▸ Study text

------------------------

Achieving this level of openness between competitors will be tricky – with start-up electric (and automated) car manufacturers holding their IP close to their chests, the major legacy manufacturers feeling under assault from those start-ups, and then add in the dynamic of West vs China vying to lead the manufacturing of electric vehicles.
This also raises a competition/market structure question. As the Policy Paper recognises, competition based on safety can be an important dimension of a dynamic market – consider, for example, the ‘boxy’ Volvos sold in the 1970s known for their higher safety rating.
This approach of ‘competing on safety’ contrasts with the medical and airline industries, where learning is prioritised over legal liability in incident investigations. In the airline industry, for example, the US National Transportation Safety Board has sought to encourage the idea that ‘anybody’s accident is everybody’s accident’. Until recently, it was possible to assert that airlines and aircraft manufacturers did not compete on safety, although the Policy Paper says that the recent Boeing 737 Max experience may show that this approach has its own downside of accommodating complacency.

------------------------

▸ Record extracts
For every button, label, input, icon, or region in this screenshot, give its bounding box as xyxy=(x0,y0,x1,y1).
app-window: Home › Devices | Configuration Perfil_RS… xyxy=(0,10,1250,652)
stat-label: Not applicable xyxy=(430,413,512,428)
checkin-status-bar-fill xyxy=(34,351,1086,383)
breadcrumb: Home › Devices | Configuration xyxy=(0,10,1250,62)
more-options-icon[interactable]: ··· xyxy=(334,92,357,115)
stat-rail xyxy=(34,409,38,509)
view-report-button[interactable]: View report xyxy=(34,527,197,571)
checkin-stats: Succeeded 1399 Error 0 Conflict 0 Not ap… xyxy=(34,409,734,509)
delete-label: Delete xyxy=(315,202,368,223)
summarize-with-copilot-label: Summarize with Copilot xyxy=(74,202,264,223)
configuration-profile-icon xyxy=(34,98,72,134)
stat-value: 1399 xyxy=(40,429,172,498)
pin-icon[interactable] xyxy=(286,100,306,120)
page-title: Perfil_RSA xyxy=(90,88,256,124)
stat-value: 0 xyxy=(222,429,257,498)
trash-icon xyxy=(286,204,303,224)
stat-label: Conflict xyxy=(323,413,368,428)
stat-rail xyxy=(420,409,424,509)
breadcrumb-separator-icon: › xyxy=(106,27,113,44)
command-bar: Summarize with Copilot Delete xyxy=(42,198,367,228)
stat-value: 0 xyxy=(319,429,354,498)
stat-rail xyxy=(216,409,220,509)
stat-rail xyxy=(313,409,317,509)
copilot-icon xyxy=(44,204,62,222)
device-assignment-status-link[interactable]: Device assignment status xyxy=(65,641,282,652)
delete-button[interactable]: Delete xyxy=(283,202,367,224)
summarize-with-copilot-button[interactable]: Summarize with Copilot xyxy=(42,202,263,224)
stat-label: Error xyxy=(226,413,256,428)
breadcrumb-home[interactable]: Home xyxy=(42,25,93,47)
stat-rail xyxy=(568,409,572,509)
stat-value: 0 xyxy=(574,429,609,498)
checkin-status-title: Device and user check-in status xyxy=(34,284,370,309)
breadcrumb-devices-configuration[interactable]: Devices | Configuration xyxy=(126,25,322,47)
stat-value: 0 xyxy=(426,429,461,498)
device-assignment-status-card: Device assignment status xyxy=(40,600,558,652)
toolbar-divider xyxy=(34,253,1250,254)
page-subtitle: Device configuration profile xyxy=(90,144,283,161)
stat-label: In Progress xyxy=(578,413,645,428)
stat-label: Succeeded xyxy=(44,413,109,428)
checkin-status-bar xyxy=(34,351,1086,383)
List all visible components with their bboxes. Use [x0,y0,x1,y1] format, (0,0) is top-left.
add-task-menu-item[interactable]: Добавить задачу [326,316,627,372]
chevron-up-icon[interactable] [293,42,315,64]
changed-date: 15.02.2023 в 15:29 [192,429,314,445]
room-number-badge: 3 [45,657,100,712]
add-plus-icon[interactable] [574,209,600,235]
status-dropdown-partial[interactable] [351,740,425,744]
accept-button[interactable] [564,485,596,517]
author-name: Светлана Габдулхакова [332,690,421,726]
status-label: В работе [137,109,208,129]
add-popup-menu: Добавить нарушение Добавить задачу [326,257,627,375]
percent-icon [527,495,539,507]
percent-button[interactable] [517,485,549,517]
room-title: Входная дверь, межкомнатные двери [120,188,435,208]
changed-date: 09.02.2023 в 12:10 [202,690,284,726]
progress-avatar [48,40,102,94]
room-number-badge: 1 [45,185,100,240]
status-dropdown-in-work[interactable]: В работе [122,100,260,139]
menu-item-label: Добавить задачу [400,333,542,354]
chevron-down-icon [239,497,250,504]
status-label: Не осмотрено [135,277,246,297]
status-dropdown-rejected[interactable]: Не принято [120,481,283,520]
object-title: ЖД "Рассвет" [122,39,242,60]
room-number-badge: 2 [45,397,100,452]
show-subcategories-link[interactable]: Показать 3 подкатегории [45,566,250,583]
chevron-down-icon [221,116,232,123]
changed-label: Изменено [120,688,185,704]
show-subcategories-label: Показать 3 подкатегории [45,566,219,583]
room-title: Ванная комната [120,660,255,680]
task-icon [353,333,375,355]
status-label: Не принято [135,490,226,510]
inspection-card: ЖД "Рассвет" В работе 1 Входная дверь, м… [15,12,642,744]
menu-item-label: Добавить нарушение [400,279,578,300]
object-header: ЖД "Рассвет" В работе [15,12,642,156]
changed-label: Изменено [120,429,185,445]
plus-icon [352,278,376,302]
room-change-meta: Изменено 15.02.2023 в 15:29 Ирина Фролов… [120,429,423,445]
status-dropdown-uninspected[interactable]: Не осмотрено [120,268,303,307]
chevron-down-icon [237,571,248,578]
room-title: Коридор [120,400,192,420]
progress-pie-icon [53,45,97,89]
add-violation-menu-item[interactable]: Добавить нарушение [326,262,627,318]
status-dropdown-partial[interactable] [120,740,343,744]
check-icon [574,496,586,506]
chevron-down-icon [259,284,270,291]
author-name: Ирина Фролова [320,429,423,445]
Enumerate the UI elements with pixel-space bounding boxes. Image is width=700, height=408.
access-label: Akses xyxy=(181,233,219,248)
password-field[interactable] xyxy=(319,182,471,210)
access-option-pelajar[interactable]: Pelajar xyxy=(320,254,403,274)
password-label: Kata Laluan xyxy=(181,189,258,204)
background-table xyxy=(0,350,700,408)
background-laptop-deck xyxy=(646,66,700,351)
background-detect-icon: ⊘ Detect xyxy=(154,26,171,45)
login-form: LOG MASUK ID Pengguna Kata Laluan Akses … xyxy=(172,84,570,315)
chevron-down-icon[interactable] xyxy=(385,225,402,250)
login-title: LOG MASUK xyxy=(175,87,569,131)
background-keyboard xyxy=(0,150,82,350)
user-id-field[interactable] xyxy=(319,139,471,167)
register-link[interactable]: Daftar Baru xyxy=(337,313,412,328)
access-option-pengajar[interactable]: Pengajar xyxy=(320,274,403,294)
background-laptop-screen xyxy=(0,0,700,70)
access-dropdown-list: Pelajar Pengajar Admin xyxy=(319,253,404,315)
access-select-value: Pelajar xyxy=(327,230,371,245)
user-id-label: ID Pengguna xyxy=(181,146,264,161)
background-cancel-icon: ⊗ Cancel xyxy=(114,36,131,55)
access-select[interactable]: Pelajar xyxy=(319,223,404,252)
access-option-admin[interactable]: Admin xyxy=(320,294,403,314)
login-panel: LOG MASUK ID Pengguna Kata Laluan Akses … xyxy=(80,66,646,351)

------------------------

▸ Task details
Summarize the text on competing on safety in two sentences. None of the items is used for any task here.

▸ Output
Openness between competing car manufacturers will be hard to achieve, since start-ups guard their IP, legacy manufacturers feel under assault from those start-ups, and the West and China are vying to lead electric vehicle manufacturing. The Policy Paper sees competition on safety as an important dimension of a dynamic market, which contrasts with the medical and airline industries' priority on learning over legal liability, though it says the Boeing 737 Max experience may show that this approach can accommodate complacency.